WRITTEN TASK:
Reproduce all entries precisely, down to the last character.

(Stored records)

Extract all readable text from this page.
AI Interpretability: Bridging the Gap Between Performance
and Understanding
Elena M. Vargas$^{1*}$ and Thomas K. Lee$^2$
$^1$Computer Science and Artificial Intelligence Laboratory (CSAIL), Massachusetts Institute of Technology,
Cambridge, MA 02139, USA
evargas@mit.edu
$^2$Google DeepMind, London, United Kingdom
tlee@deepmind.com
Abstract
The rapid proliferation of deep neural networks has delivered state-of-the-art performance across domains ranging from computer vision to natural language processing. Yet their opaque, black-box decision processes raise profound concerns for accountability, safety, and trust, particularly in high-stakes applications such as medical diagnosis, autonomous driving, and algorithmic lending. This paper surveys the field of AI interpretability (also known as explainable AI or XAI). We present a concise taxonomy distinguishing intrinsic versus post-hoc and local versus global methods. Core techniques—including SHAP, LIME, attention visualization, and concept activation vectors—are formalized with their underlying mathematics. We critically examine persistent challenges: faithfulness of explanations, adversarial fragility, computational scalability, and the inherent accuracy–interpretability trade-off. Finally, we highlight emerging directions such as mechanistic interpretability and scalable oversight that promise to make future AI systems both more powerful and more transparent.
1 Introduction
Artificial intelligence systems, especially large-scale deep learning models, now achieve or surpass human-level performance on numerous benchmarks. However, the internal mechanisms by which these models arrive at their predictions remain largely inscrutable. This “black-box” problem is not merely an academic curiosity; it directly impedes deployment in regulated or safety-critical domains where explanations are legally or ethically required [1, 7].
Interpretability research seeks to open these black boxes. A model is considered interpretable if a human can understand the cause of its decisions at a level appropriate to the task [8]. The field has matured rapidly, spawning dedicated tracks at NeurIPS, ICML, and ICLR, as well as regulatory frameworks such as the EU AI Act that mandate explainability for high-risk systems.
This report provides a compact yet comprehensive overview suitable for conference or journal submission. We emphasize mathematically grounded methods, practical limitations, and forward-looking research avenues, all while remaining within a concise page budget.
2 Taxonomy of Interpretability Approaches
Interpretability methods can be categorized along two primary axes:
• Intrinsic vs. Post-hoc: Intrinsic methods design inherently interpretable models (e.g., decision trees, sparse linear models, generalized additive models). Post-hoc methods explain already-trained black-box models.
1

RESULT OF THE TASK:
Extract all readable text from this page.
AI Interpretability: Bridging the Gap Between Performance
and Understanding
Elena M. Vargas$^{1*}$ and Thomas K. Lee$^2$
$^1$Computer Science and Artificial Intelligence Laboratory (CSAIL), Massachusetts Institute of Technology,
Cambridge, MA 02139, USA
evargas@mit.edu
$^2$Google DeepMind, London, United Kingdom
tlee@deepmind.com
Abstract
The rapid proliferation of deep neural networks has delivered state-of-the-art performance across domains ranging from computer vision to natural language processing. Yet their opaque, black-box decision processes raise profound concerns for accountability, safety, and trust, particularly in high-stakes applications such as medical diagnosis, autonomous driving, and algorithmic lending. This paper surveys the field of AI interpretability (also known as explainable AI or XAI). We present a concise taxonomy distinguishing intrinsic versus post-hoc and local versus global methods. Core techniques—including SHAP, LIME, attention visualization, and concept activation vectors—are formalized with their underlying mathematics. We critically examine persistent challenges: faithfulness of explanations, adversarial fragility, computational scalability, and the inherent accuracy–interpretability trade-off. Finally, we highlight emerging directions such as mechanistic interpretability and scalable oversight that promise to make future AI systems both more powerful and more transparent.
1 Introduction
Artificial intelligence systems, especially large-scale deep learning models, now achieve or surpass human-level performance on numerous benchmarks. However, the internal mechanisms by which these models arrive at their predictions remain largely inscrutable. This “black-box” problem is not merely an academic curiosity; it directly impedes deployment in regulated or safety-critical domains where explanations are legally or ethically required [1, 7].
Interpretability research seeks to open these black boxes. A model is considered interpretable if a human can understand the cause of its decisions at a level appropriate to the task [8]. The field has matured rapidly, spawning dedicated tracks at NeurIPS, ICML, and ICLR, as well as regulatory frameworks such as the EU AI Act that mandate explainability for high-risk systems.
This report provides a compact yet comprehensive overview suitable for conference or journal submission. We emphasize mathematically grounded methods, practical limitations, and forward-looking research avenues, all while remaining within a concise page budget.
2 Taxonomy of Interpretability Approaches
Interpretability methods can be categorized along two primary axes:
• Intrinsic vs. Post-hoc: Intrinsic methods design inherently interpretable models (e.g., decision trees, sparse linear models, generalized additive models). Post-hoc methods explain already-trained black-box models.
1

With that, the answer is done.